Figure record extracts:
+--

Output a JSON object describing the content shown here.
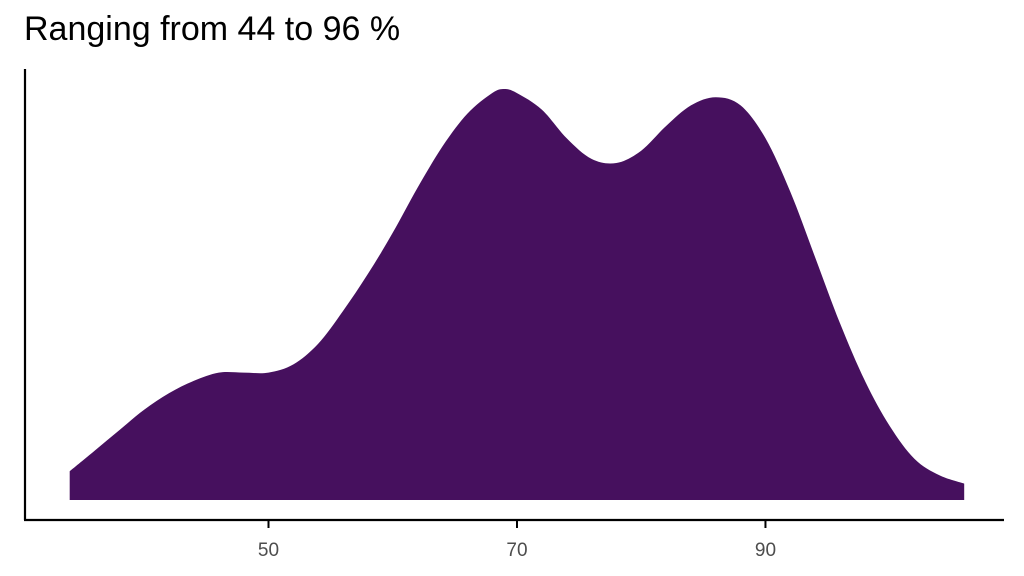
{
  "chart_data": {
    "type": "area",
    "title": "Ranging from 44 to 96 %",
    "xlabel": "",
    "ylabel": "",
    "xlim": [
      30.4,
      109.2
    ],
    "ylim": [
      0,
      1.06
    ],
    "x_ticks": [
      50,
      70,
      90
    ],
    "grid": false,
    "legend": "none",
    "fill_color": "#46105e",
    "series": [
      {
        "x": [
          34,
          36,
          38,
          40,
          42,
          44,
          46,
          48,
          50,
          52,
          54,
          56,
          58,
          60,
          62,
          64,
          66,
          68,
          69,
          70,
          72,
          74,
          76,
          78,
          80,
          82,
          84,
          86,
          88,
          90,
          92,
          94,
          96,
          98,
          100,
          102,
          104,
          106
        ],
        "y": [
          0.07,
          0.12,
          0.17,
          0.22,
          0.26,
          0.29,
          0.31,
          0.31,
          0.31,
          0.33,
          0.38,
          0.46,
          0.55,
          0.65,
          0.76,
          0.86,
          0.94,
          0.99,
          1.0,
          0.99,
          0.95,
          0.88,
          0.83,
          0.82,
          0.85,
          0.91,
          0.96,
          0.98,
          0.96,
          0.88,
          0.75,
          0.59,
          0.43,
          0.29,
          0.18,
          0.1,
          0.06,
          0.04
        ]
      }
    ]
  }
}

+--

Task prompt:
Write the listing out a second time exactly, dropping all images.

Output for this exercise:
Output a JSON object describing the content shown here.
{
  "chart_data": {
    "type": "area",
    "title": "Ranging from 44 to 96 %",
    "xlabel": "",
    "ylabel": "",
    "xlim": [
      30.4,
      109.2
    ],
    "ylim": [
      0,
      1.06
    ],
    "x_ticks": [
      50,
      70,
      90
    ],
    "grid": false,
    "legend": "none",
    "fill_color": "#46105e",
    "series": [
      {
        "x": [
          34,
          36,
          38,
          40,
          42,
          44,
          46,
          48,
          50,
          52,
          54,
          56,
          58,
          60,
          62,
          64,
          66,
          68,
          69,
          70,
          72,
          74,
          76,
          78,
          80,
          82,
          84,
          86,
          88,
          90,
          92,
          94,
          96,
          98,
          100,
          102,
          104,
          106
        ],
        "y": [
          0.07,
          0.12,
          0.17,
          0.22,
          0.26,
          0.29,
          0.31,
          0.31,
          0.31,
          0.33,
          0.38,
          0.46,
          0.55,
          0.65,
          0.76,
          0.86,
          0.94,
          0.99,
          1.0,
          0.99,
          0.95,
          0.88,
          0.83,
          0.82,
          0.85,
          0.91,
          0.96,
          0.98,
          0.96,
          0.88,
          0.75,
          0.59,
          0.43,
          0.29,
          0.18,
          0.1,
          0.06,
          0.04
        ]
      }
    ]
  }
}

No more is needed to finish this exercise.